## Directions for this task
Copy the records below line for line, without changing anything.

--------

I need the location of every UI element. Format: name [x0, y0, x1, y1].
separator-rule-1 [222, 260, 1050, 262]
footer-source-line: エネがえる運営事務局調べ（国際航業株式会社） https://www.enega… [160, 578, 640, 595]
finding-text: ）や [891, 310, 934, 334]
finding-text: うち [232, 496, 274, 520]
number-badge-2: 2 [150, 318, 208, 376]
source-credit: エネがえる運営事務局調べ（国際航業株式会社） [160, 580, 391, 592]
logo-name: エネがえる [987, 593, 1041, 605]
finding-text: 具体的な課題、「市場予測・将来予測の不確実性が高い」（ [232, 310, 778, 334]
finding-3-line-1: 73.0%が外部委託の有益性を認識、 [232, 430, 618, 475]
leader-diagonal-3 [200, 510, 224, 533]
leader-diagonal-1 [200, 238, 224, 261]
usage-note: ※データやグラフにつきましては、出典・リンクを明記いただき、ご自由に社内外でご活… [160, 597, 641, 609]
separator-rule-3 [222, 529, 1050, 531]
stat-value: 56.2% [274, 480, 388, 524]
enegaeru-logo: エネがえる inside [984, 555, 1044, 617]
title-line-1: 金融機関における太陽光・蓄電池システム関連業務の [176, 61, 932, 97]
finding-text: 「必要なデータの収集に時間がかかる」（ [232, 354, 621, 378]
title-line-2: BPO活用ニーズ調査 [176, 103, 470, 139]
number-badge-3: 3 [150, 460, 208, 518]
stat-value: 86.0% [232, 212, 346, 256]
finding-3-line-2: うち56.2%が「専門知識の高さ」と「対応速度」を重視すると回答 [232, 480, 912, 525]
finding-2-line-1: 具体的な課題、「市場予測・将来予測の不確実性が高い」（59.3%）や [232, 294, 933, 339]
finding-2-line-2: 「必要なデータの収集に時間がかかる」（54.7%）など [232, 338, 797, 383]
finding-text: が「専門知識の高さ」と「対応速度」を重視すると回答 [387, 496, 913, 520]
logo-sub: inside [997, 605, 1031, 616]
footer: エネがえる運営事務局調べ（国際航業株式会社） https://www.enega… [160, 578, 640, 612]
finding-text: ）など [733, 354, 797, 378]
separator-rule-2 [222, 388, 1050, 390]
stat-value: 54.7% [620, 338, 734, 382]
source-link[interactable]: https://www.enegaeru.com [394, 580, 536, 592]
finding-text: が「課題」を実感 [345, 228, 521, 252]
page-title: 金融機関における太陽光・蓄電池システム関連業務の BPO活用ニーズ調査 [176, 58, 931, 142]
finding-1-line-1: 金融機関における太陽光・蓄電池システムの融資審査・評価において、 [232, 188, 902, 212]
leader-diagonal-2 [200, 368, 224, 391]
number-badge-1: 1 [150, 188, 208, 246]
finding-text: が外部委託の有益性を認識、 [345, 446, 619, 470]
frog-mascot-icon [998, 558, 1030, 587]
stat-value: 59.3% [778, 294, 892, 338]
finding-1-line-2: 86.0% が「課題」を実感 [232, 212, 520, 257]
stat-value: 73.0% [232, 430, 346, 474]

--------

## Solution for this exercise
I need the location of every UI element. Format: name [x0, y0, x1, y1].
separator-rule-1 [222, 260, 1050, 262]
footer-source-line: エネがえる運営事務局調べ（国際航業株式会社） https://www.enega… [160, 578, 640, 595]
finding-text: ）や [891, 310, 934, 334]
finding-text: うち [232, 496, 274, 520]
number-badge-2: 2 [150, 318, 208, 376]
source-credit: エネがえる運営事務局調べ（国際航業株式会社） [160, 580, 391, 592]
logo-name: エネがえる [987, 593, 1041, 605]
finding-text: 具体的な課題、「市場予測・将来予測の不確実性が高い」（ [232, 310, 778, 334]
finding-3-line-1: 73.0%が外部委託の有益性を認識、 [232, 430, 618, 475]
leader-diagonal-3 [200, 510, 224, 533]
leader-diagonal-1 [200, 238, 224, 261]
usage-note: ※データやグラフにつきましては、出典・リンクを明記いただき、ご自由に社内外でご活… [160, 597, 641, 609]
separator-rule-3 [222, 529, 1050, 531]
stat-value: 56.2% [274, 480, 388, 524]
enegaeru-logo: エネがえる inside [984, 555, 1044, 617]
title-line-1: 金融機関における太陽光・蓄電池システム関連業務の [176, 61, 932, 97]
finding-text: 「必要なデータの収集に時間がかかる」（ [232, 354, 621, 378]
title-line-2: BPO活用ニーズ調査 [176, 103, 470, 139]
number-badge-3: 3 [150, 460, 208, 518]
stat-value: 86.0% [232, 212, 346, 256]
finding-3-line-2: うち56.2%が「専門知識の高さ」と「対応速度」を重視すると回答 [232, 480, 912, 525]
finding-2-line-1: 具体的な課題、「市場予測・将来予測の不確実性が高い」（59.3%）や [232, 294, 933, 339]
finding-2-line-2: 「必要なデータの収集に時間がかかる」（54.7%）など [232, 338, 797, 383]
finding-text: が「専門知識の高さ」と「対応速度」を重視すると回答 [387, 496, 913, 520]
logo-sub: inside [997, 605, 1031, 616]
footer: エネがえる運営事務局調べ（国際航業株式会社） https://www.enega… [160, 578, 640, 612]
finding-text: ）など [733, 354, 797, 378]
separator-rule-2 [222, 388, 1050, 390]
stat-value: 54.7% [620, 338, 734, 382]
source-link[interactable]: https://www.enegaeru.com [394, 580, 536, 592]
finding-text: が「課題」を実感 [345, 228, 521, 252]
page-title: 金融機関における太陽光・蓄電池システム関連業務の BPO活用ニーズ調査 [176, 58, 931, 142]
finding-1-line-1: 金融機関における太陽光・蓄電池システムの融資審査・評価において、 [232, 188, 902, 212]
leader-diagonal-2 [200, 368, 224, 391]
number-badge-1: 1 [150, 188, 208, 246]
finding-text: が外部委託の有益性を認識、 [345, 446, 619, 470]
frog-mascot-icon [998, 558, 1030, 587]
stat-value: 59.3% [778, 294, 892, 338]
finding-1-line-2: 86.0% が「課題」を実感 [232, 212, 520, 257]
stat-value: 73.0% [232, 430, 346, 474]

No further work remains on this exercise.